--- Given records ---

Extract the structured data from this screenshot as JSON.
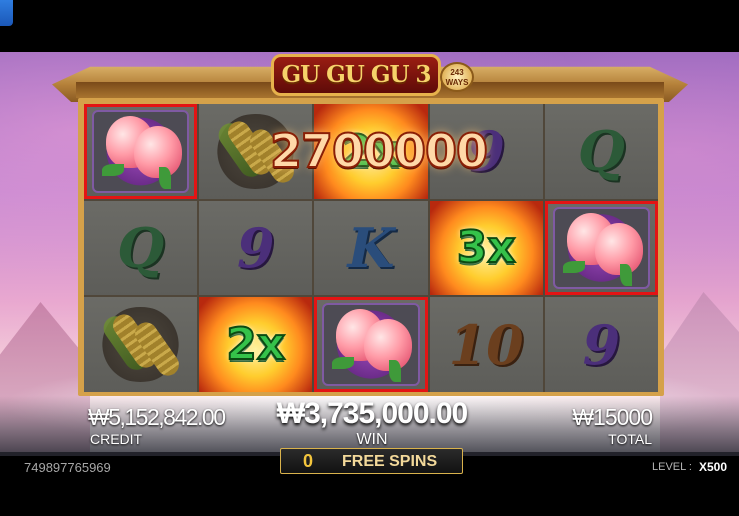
{
  "game": {
    "logo_text": "GU GU GU 3",
    "ways_badge": "243 WAYS"
  },
  "reels": {
    "rows": [
      [
        {
          "symbol": "peach",
          "win": true
        },
        {
          "symbol": "corn",
          "win": false
        },
        {
          "symbol": "wild",
          "label": "2x",
          "win": true
        },
        {
          "symbol": "9",
          "win": false
        },
        {
          "symbol": "Q",
          "win": false
        }
      ],
      [
        {
          "symbol": "Q",
          "win": false
        },
        {
          "symbol": "9",
          "win": false
        },
        {
          "symbol": "K",
          "win": false
        },
        {
          "symbol": "wild",
          "label": "3x",
          "win": true
        },
        {
          "symbol": "peach",
          "win": true
        }
      ],
      [
        {
          "symbol": "corn",
          "win": false
        },
        {
          "symbol": "wild",
          "label": "2x",
          "win": true
        },
        {
          "symbol": "peach",
          "win": true
        },
        {
          "symbol": "10",
          "win": false
        },
        {
          "symbol": "9",
          "win": false
        }
      ]
    ]
  },
  "win_popup": "2700000",
  "hud": {
    "credit_value": "₩5,152,842.00",
    "credit_label": "CREDIT",
    "win_value": "₩3,735,000.00",
    "win_label": "WIN",
    "total_value": "₩15000",
    "total_label": "TOTAL"
  },
  "footer": {
    "session_id": "749897765969",
    "free_spins_count": "0",
    "free_spins_label": "FREE SPINS",
    "level_label": "LEVEL :",
    "level_value": "X500"
  },
  "colors": {
    "win_outline": "#e31414",
    "free_spins_border": "#d9b24c",
    "wild_multiplier": "#35c24a"
  }
}
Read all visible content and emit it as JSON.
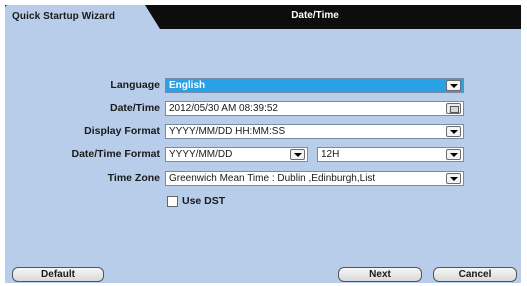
{
  "tab": {
    "label": "Quick Startup Wizard"
  },
  "title": "Date/Time",
  "form": {
    "language": {
      "label": "Language",
      "value": "English"
    },
    "datetime": {
      "label": "Date/Time",
      "value": "2012/05/30 AM 08:39:52"
    },
    "display_format": {
      "label": "Display Format",
      "value": "YYYY/MM/DD HH:MM:SS"
    },
    "datetime_format": {
      "label": "Date/Time Format",
      "date_value": "YYYY/MM/DD",
      "hour_value": "12H"
    },
    "timezone": {
      "label": "Time Zone",
      "value": "Greenwich Mean Time : Dublin ,Edinburgh,List"
    },
    "dst": {
      "label": "Use DST",
      "checked": false
    }
  },
  "buttons": {
    "default": "Default",
    "next": "Next",
    "cancel": "Cancel"
  },
  "colors": {
    "background": "#b7cde9",
    "titlebar": "#0d0d0d",
    "selected": "#2aa1e6"
  }
}
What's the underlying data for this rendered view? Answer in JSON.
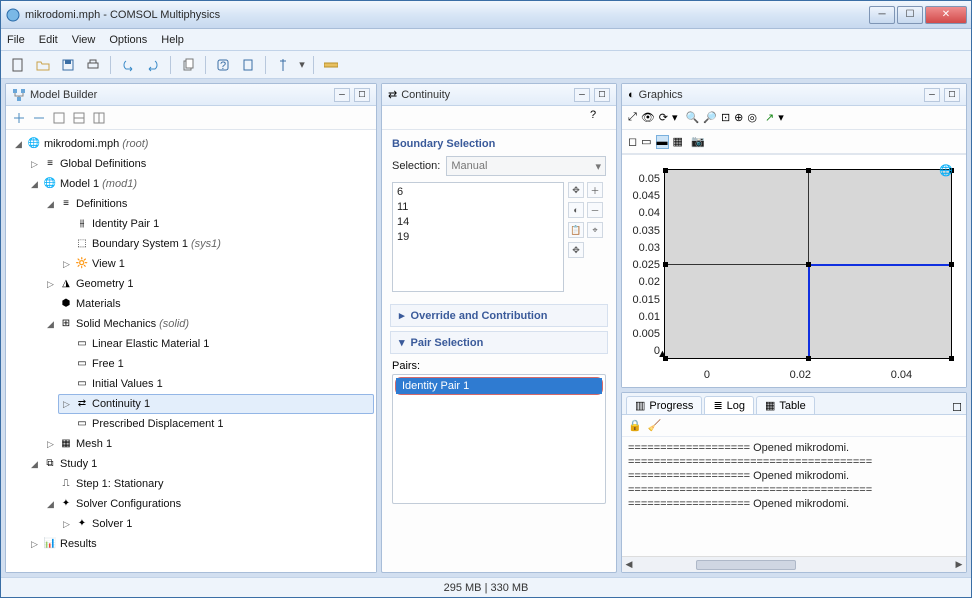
{
  "title": "mikrodomi.mph - COMSOL Multiphysics",
  "menu": [
    "File",
    "Edit",
    "View",
    "Options",
    "Help"
  ],
  "panels": {
    "left": {
      "title": "Model Builder"
    },
    "mid": {
      "title": "Continuity"
    },
    "right": {
      "title": "Graphics"
    }
  },
  "tree": {
    "root": {
      "label": "mikrodomi.mph",
      "ann": "(root)"
    },
    "global": "Global Definitions",
    "model1": {
      "label": "Model 1",
      "ann": "(mod1)"
    },
    "definitions": "Definitions",
    "identity": "Identity Pair 1",
    "boundary_sys": {
      "label": "Boundary System 1",
      "ann": "(sys1)"
    },
    "view": "View 1",
    "geometry": "Geometry 1",
    "materials": "Materials",
    "solid": {
      "label": "Solid Mechanics",
      "ann": "(solid)"
    },
    "lem": "Linear Elastic Material 1",
    "free": "Free 1",
    "iv": "Initial Values 1",
    "continuity": "Continuity 1",
    "presc": "Prescribed Displacement 1",
    "mesh": "Mesh 1",
    "study": "Study 1",
    "step": "Step 1: Stationary",
    "solver_conf": "Solver Configurations",
    "solver": "Solver 1",
    "results": "Results"
  },
  "mid": {
    "boundary_title": "Boundary Selection",
    "selection_label": "Selection:",
    "selection_value": "Manual",
    "boundaries": [
      "6",
      "11",
      "14",
      "19"
    ],
    "override": "Override and Contribution",
    "pair_title": "Pair Selection",
    "pairs_label": "Pairs:",
    "pair_item": "Identity Pair 1"
  },
  "tabs": {
    "progress": "Progress",
    "log": "Log",
    "table": "Table"
  },
  "log": {
    "dash": "===================",
    "l1": "Opened mikrodomi.",
    "l2": "Opened mikrodomi.",
    "l3": "Opened mikrodomi."
  },
  "axis": {
    "y": [
      "0.05",
      "0.045",
      "0.04",
      "0.035",
      "0.03",
      "0.025",
      "0.02",
      "0.015",
      "0.01",
      "0.005",
      "0"
    ],
    "x": [
      "0",
      "0.02",
      "0.04"
    ]
  },
  "status": {
    "mem": "295 MB | 330 MB"
  }
}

---

Report only the number of lines in the records that include the word "JSON".

* [Exercise response]: 3